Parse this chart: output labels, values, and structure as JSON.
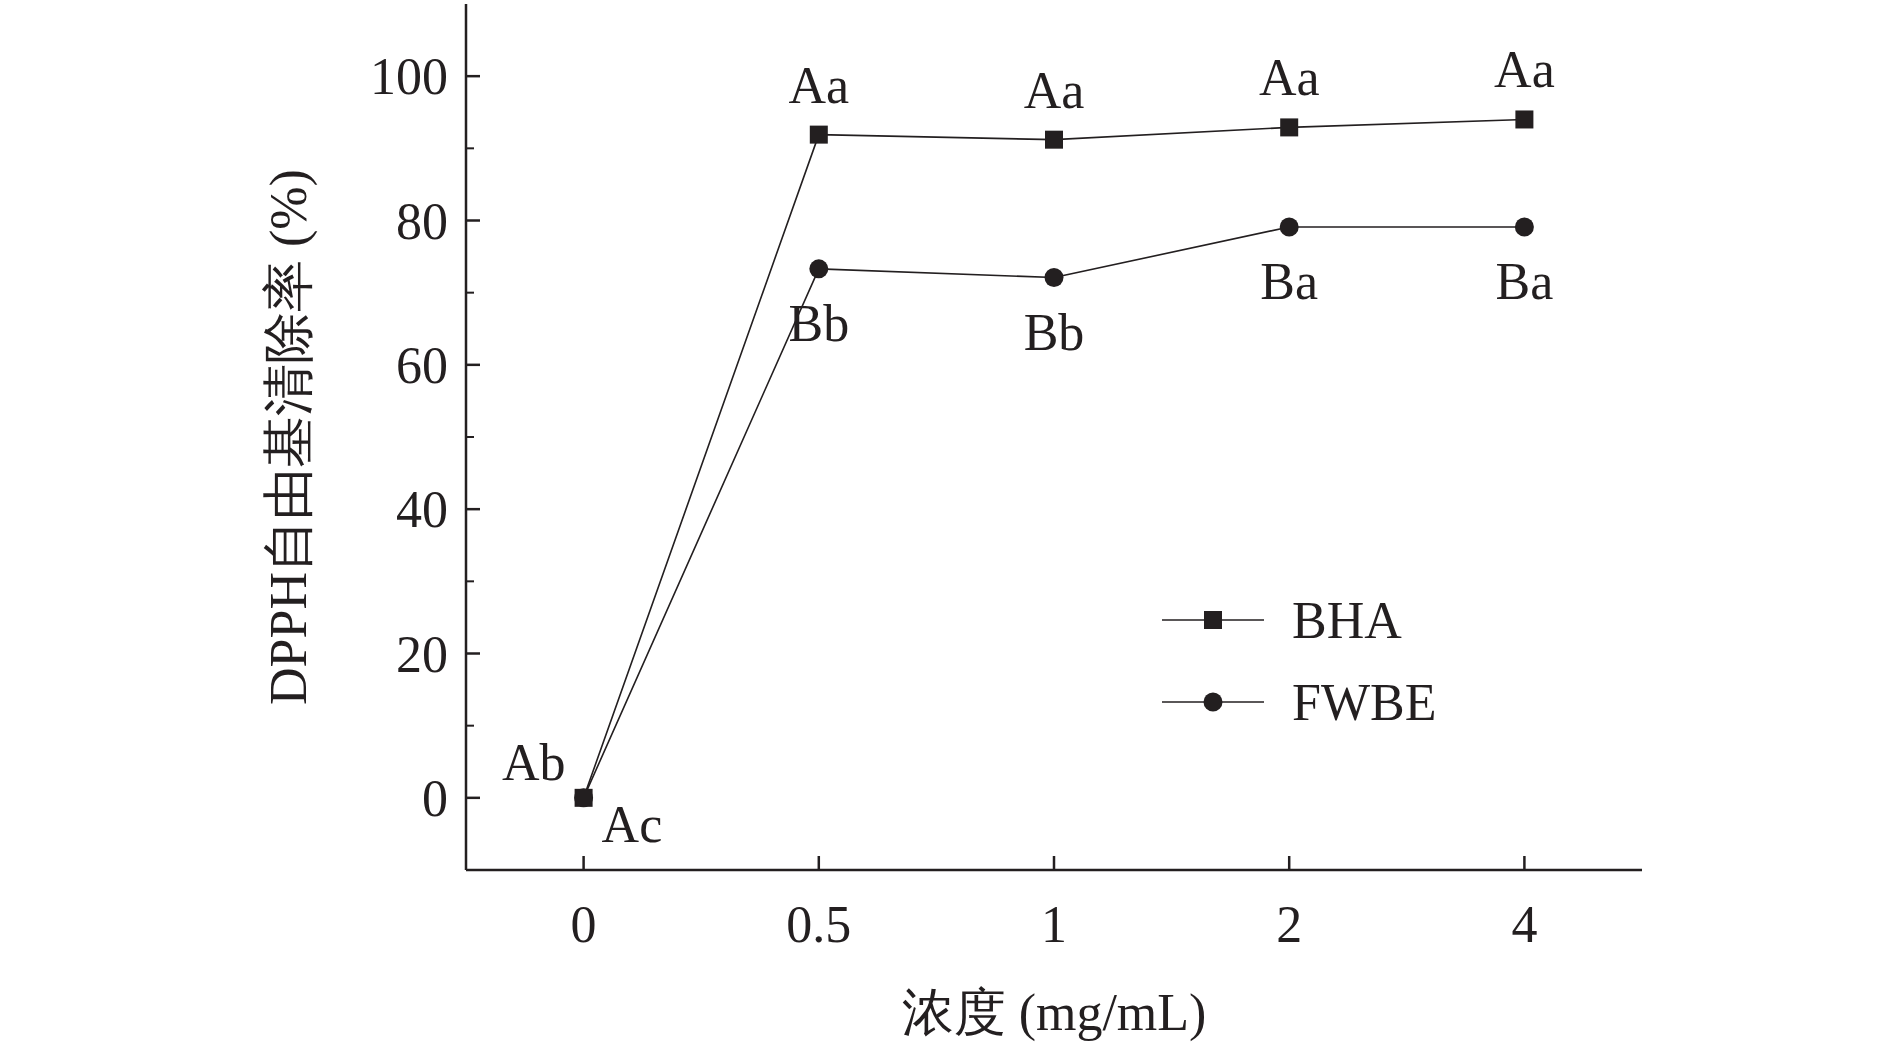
{
  "chart_data": {
    "type": "line",
    "xlabel": "浓度 (mg/mL)",
    "ylabel": "DPPH自由基清除率 (%)",
    "categories": [
      "0",
      "0.5",
      "1",
      "2",
      "4"
    ],
    "series": [
      {
        "name": "BHA",
        "color": "#231f20",
        "marker": "square",
        "values": [
          0,
          91.9,
          91.2,
          92.9,
          94.0
        ]
      },
      {
        "name": "FWBE",
        "color": "#231f20",
        "marker": "circle",
        "values": [
          0,
          73.3,
          72.1,
          79.1,
          79.1
        ]
      }
    ],
    "ylim": [
      -10,
      110
    ],
    "yticks": [
      0,
      20,
      40,
      60,
      80,
      100
    ],
    "legend": "bottom right",
    "grid": false,
    "line_style": "solid",
    "annotations": [
      {
        "text": "Ab",
        "x": "0",
        "y": 0
      },
      {
        "text": "Ac",
        "x": "0",
        "y": 0
      },
      {
        "text": "Aa",
        "x": "0.5",
        "y": 91.9
      },
      {
        "text": "Bb",
        "x": "0.5",
        "y": 73.3
      },
      {
        "text": "Aa",
        "x": "1",
        "y": 91.2
      },
      {
        "text": "Bb",
        "x": "1",
        "y": 72.1
      },
      {
        "text": "Aa",
        "x": "2",
        "y": 92.9
      },
      {
        "text": "Ba",
        "x": "2",
        "y": 79.1
      },
      {
        "text": "Aa",
        "x": "4",
        "y": 94.0
      },
      {
        "text": "Ba",
        "x": "4",
        "y": 79.1
      }
    ]
  }
}
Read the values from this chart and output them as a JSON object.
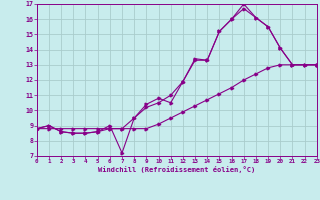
{
  "background_color": "#c8eced",
  "line_color": "#880088",
  "grid_color": "#aacccc",
  "xlabel": "Windchill (Refroidissement éolien,°C)",
  "xlim": [
    0,
    23
  ],
  "ylim": [
    7,
    17
  ],
  "xticks": [
    0,
    1,
    2,
    3,
    4,
    5,
    6,
    7,
    8,
    9,
    10,
    11,
    12,
    13,
    14,
    15,
    16,
    17,
    18,
    19,
    20,
    21,
    22,
    23
  ],
  "yticks": [
    7,
    8,
    9,
    10,
    11,
    12,
    13,
    14,
    15,
    16,
    17
  ],
  "line1_x": [
    0,
    1,
    2,
    3,
    4,
    5,
    6,
    7,
    8,
    9,
    10,
    11,
    12,
    13,
    14,
    15,
    16,
    17,
    18,
    19,
    20,
    21,
    22,
    23
  ],
  "line1_y": [
    8.8,
    8.8,
    8.8,
    8.8,
    8.8,
    8.8,
    8.8,
    8.8,
    8.8,
    8.8,
    9.1,
    9.5,
    9.9,
    10.3,
    10.7,
    11.1,
    11.5,
    12.0,
    12.4,
    12.8,
    13.0,
    13.0,
    13.0,
    13.0
  ],
  "line2_x": [
    0,
    1,
    2,
    3,
    4,
    5,
    6,
    7,
    8,
    9,
    10,
    11,
    12,
    13,
    14,
    15,
    16,
    17,
    18,
    19,
    20,
    21,
    22,
    23
  ],
  "line2_y": [
    8.8,
    9.0,
    8.6,
    8.5,
    8.5,
    8.6,
    8.8,
    8.8,
    9.5,
    10.2,
    10.5,
    11.0,
    11.9,
    13.3,
    13.3,
    15.2,
    16.0,
    16.7,
    16.1,
    15.5,
    14.1,
    13.0,
    13.0,
    13.0
  ],
  "line3_x": [
    0,
    1,
    2,
    3,
    4,
    5,
    6,
    7,
    8,
    9,
    10,
    11,
    12,
    13,
    14,
    15,
    16,
    17,
    18,
    19,
    20,
    21,
    22,
    23
  ],
  "line3_y": [
    8.8,
    9.0,
    8.6,
    8.5,
    8.5,
    8.6,
    9.0,
    7.2,
    9.5,
    10.4,
    10.8,
    10.5,
    11.9,
    13.4,
    13.3,
    15.2,
    16.0,
    17.0,
    16.1,
    15.5,
    14.1,
    13.0,
    13.0,
    13.0
  ]
}
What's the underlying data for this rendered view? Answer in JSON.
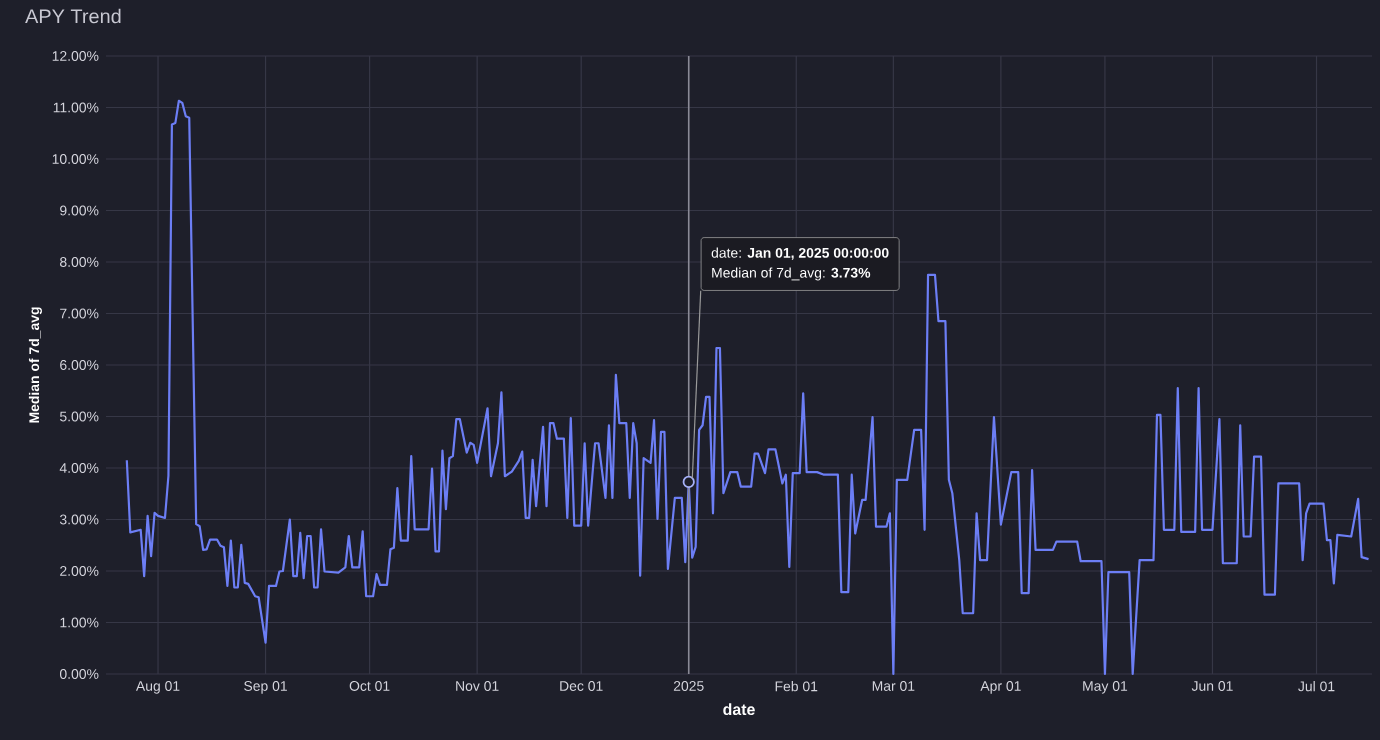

Given problem
Reproduce word for word the lines running from the line with "Read the values" through the end of the data, both included, and nothing else; leave out the pictures.

Expected output
Read the values from this chart and output them as a JSON object.
{
  "background_color": "#c8eced",
  "line_color": "#880088",
  "grid_color": "#aacccc",
  "xlabel": "Windchill (Refroidissement éolien,°C)",
  "xlim": [
    0,
    23
  ],
  "ylim": [
    7,
    17
  ],
  "xticks": [
    0,
    1,
    2,
    3,
    4,
    5,
    6,
    7,
    8,
    9,
    10,
    11,
    12,
    13,
    14,
    15,
    16,
    17,
    18,
    19,
    20,
    21,
    22,
    23
  ],
  "yticks": [
    7,
    8,
    9,
    10,
    11,
    12,
    13,
    14,
    15,
    16,
    17
  ],
  "line1_x": [
    0,
    1,
    2,
    3,
    4,
    5,
    6,
    7,
    8,
    9,
    10,
    11,
    12,
    13,
    14,
    15,
    16,
    17,
    18,
    19,
    20,
    21,
    22,
    23
  ],
  "line1_y": [
    8.8,
    8.8,
    8.8,
    8.8,
    8.8,
    8.8,
    8.8,
    8.8,
    8.8,
    8.8,
    9.1,
    9.5,
    9.9,
    10.3,
    10.7,
    11.1,
    11.5,
    12.0,
    12.4,
    12.8,
    13.0,
    13.0,
    13.0,
    13.0
  ],
  "line2_x": [
    0,
    1,
    2,
    3,
    4,
    5,
    6,
    7,
    8,
    9,
    10,
    11,
    12,
    13,
    14,
    15,
    16,
    17,
    18,
    19,
    20,
    21,
    22,
    23
  ],
  "line2_y": [
    8.8,
    9.0,
    8.6,
    8.5,
    8.5,
    8.6,
    8.8,
    8.8,
    9.5,
    10.2,
    10.5,
    11.0,
    11.9,
    13.3,
    13.3,
    15.2,
    16.0,
    16.7,
    16.1,
    15.5,
    14.1,
    13.0,
    13.0,
    13.0
  ],
  "line3_x": [
    0,
    1,
    2,
    3,
    4,
    5,
    6,
    7,
    8,
    9,
    10,
    11,
    12,
    13,
    14,
    15,
    16,
    17,
    18,
    19,
    20,
    21,
    22,
    23
  ],
  "line3_y": [
    8.8,
    9.0,
    8.6,
    8.5,
    8.5,
    8.6,
    9.0,
    7.2,
    9.5,
    10.4,
    10.8,
    10.5,
    11.9,
    13.4,
    13.3,
    15.2,
    16.0,
    17.0,
    16.1,
    15.5,
    14.1,
    13.0,
    13.0,
    13.0
  ]
}
What's the underlying data for this rendered view? Answer in JSON.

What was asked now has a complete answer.